[Prompt]
Could you retype all of the entries below word for word?

[Input for this task]

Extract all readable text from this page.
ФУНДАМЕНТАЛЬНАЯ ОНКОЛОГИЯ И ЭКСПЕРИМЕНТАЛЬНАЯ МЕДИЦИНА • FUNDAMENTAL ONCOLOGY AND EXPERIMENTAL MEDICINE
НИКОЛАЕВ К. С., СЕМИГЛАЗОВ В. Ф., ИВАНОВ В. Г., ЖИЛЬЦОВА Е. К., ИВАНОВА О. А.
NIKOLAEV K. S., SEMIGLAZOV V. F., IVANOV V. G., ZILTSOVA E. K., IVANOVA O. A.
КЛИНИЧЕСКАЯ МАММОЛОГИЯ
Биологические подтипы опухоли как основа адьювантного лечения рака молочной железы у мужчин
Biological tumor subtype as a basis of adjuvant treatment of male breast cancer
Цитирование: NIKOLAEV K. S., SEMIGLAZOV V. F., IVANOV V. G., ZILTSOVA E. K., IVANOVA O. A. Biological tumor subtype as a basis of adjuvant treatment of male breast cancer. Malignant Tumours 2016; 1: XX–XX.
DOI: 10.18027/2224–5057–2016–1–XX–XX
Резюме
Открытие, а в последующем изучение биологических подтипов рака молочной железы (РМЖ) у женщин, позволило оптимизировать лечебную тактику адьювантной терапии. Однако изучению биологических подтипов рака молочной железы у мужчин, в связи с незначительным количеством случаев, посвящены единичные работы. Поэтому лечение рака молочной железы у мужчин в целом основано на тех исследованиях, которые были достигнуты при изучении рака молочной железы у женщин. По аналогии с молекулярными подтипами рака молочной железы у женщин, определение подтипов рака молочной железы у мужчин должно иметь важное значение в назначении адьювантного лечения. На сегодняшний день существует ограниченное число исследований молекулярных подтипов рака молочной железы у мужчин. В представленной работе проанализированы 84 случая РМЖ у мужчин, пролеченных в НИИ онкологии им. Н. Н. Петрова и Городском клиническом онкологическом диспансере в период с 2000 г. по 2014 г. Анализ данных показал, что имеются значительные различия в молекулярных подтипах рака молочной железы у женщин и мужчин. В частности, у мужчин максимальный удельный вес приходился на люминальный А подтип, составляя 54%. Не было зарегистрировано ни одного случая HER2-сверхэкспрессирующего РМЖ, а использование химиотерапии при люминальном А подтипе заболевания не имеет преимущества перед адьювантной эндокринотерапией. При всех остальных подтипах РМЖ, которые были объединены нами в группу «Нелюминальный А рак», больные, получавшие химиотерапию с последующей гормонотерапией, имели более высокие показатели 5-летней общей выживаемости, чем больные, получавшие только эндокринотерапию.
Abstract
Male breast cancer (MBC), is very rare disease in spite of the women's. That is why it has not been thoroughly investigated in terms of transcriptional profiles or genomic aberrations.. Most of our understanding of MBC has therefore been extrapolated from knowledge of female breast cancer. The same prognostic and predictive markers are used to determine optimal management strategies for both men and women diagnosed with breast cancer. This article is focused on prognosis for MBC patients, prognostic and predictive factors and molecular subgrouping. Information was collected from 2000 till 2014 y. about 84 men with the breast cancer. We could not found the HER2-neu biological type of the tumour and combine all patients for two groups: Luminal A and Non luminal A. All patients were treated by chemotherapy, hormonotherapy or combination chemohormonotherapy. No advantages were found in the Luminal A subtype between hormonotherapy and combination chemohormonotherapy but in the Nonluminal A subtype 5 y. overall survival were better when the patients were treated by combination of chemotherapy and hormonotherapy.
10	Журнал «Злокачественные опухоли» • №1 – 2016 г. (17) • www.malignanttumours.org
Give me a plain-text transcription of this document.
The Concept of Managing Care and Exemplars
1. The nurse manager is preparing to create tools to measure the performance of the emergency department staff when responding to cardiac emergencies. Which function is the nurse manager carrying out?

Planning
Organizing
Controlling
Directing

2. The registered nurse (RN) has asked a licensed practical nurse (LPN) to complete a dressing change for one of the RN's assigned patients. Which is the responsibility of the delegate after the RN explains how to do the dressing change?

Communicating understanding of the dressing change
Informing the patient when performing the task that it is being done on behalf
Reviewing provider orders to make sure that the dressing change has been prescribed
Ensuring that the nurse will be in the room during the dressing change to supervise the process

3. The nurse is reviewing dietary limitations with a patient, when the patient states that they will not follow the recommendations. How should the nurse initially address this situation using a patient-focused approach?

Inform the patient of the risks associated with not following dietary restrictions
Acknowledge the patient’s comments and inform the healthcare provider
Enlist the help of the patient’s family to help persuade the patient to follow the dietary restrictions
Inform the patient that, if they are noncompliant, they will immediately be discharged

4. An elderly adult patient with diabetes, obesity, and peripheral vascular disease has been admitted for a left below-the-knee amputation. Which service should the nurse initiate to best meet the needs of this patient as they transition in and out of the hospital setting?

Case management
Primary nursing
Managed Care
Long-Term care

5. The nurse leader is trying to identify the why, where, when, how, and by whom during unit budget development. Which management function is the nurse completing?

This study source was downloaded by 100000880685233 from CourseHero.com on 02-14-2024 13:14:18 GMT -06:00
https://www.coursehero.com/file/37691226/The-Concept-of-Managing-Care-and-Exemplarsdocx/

[Solution to the exercise]
Extract all readable text from this page.
ФУНДАМЕНТАЛЬНАЯ ОНКОЛОГИЯ И ЭКСПЕРИМЕНТАЛЬНАЯ МЕДИЦИНА • FUNDAMENTAL ONCOLOGY AND EXPERIMENTAL MEDICINE
НИКОЛАЕВ К. С., СЕМИГЛАЗОВ В. Ф., ИВАНОВ В. Г., ЖИЛЬЦОВА Е. К., ИВАНОВА О. А.
NIKOLAEV K. S., SEMIGLAZOV V. F., IVANOV V. G., ZILTSOVA E. K., IVANOVA O. A.
КЛИНИЧЕСКАЯ МАММОЛОГИЯ
Биологические подтипы опухоли как основа адьювантного лечения рака молочной железы у мужчин
Biological tumor subtype as a basis of adjuvant treatment of male breast cancer
Цитирование: NIKOLAEV K. S., SEMIGLAZOV V. F., IVANOV V. G., ZILTSOVA E. K., IVANOVA O. A. Biological tumor subtype as a basis of adjuvant treatment of male breast cancer. Malignant Tumours 2016; 1: XX–XX.
DOI: 10.18027/2224–5057–2016–1–XX–XX
Резюме
Открытие, а в последующем изучение биологических подтипов рака молочной железы (РМЖ) у женщин, позволило оптимизировать лечебную тактику адьювантной терапии. Однако изучению биологических подтипов рака молочной железы у мужчин, в связи с незначительным количеством случаев, посвящены единичные работы. Поэтому лечение рака молочной железы у мужчин в целом основано на тех исследованиях, которые были достигнуты при изучении рака молочной железы у женщин. По аналогии с молекулярными подтипами рака молочной железы у женщин, определение подтипов рака молочной железы у мужчин должно иметь важное значение в назначении адьювантного лечения. На сегодняшний день существует ограниченное число исследований молекулярных подтипов рака молочной железы у мужчин. В представленной работе проанализированы 84 случая РМЖ у мужчин, пролеченных в НИИ онкологии им. Н. Н. Петрова и Городском клиническом онкологическом диспансере в период с 2000 г. по 2014 г. Анализ данных показал, что имеются значительные различия в молекулярных подтипах рака молочной железы у женщин и мужчин. В частности, у мужчин максимальный удельный вес приходился на люминальный А подтип, составляя 54%. Не было зарегистрировано ни одного случая HER2-сверхэкспрессирующего РМЖ, а использование химиотерапии при люминальном А подтипе заболевания не имеет преимущества перед адьювантной эндокринотерапией. При всех остальных подтипах РМЖ, которые были объединены нами в группу «Нелюминальный А рак», больные, получавшие химиотерапию с последующей гормонотерапией, имели более высокие показатели 5-летней общей выживаемости, чем больные, получавшие только эндокринотерапию.
Abstract
Male breast cancer (MBC), is very rare disease in spite of the women's. That is why it has not been thoroughly investigated in terms of transcriptional profiles or genomic aberrations.. Most of our understanding of MBC has therefore been extrapolated from knowledge of female breast cancer. The same prognostic and predictive markers are used to determine optimal management strategies for both men and women diagnosed with breast cancer. This article is focused on prognosis for MBC patients, prognostic and predictive factors and molecular subgrouping. Information was collected from 2000 till 2014 y. about 84 men with the breast cancer. We could not found the HER2-neu biological type of the tumour and combine all patients for two groups: Luminal A and Non luminal A. All patients were treated by chemotherapy, hormonotherapy or combination chemohormonotherapy. No advantages were found in the Luminal A subtype between hormonotherapy and combination chemohormonotherapy but in the Nonluminal A subtype 5 y. overall survival were better when the patients were treated by combination of chemotherapy and hormonotherapy.
10	Журнал «Злокачественные опухоли» • №1 – 2016 г. (17) • www.malignanttumours.org
Give me a plain-text transcription of this document.
The Concept of Managing Care and Exemplars
1. The nurse manager is preparing to create tools to measure the performance of the emergency department staff when responding to cardiac emergencies. Which function is the nurse manager carrying out?

Planning
Organizing
Controlling
Directing

2. The registered nurse (RN) has asked a licensed practical nurse (LPN) to complete a dressing change for one of the RN's assigned patients. Which is the responsibility of the delegate after the RN explains how to do the dressing change?

Communicating understanding of the dressing change
Informing the patient when performing the task that it is being done on behalf
Reviewing provider orders to make sure that the dressing change has been prescribed
Ensuring that the nurse will be in the room during the dressing change to supervise the process

3. The nurse is reviewing dietary limitations with a patient, when the patient states that they will not follow the recommendations. How should the nurse initially address this situation using a patient-focused approach?

Inform the patient of the risks associated with not following dietary restrictions
Acknowledge the patient’s comments and inform the healthcare provider
Enlist the help of the patient’s family to help persuade the patient to follow the dietary restrictions
Inform the patient that, if they are noncompliant, they will immediately be discharged

4. An elderly adult patient with diabetes, obesity, and peripheral vascular disease has been admitted for a left below-the-knee amputation. Which service should the nurse initiate to best meet the needs of this patient as they transition in and out of the hospital setting?

Case management
Primary nursing
Managed Care
Long-Term care

5. The nurse leader is trying to identify the why, where, when, how, and by whom during unit budget development. Which management function is the nurse completing?

This study source was downloaded by 100000880685233 from CourseHero.com on 02-14-2024 13:14:18 GMT -06:00
https://www.coursehero.com/file/37691226/The-Concept-of-Managing-Care-and-Exemplarsdocx/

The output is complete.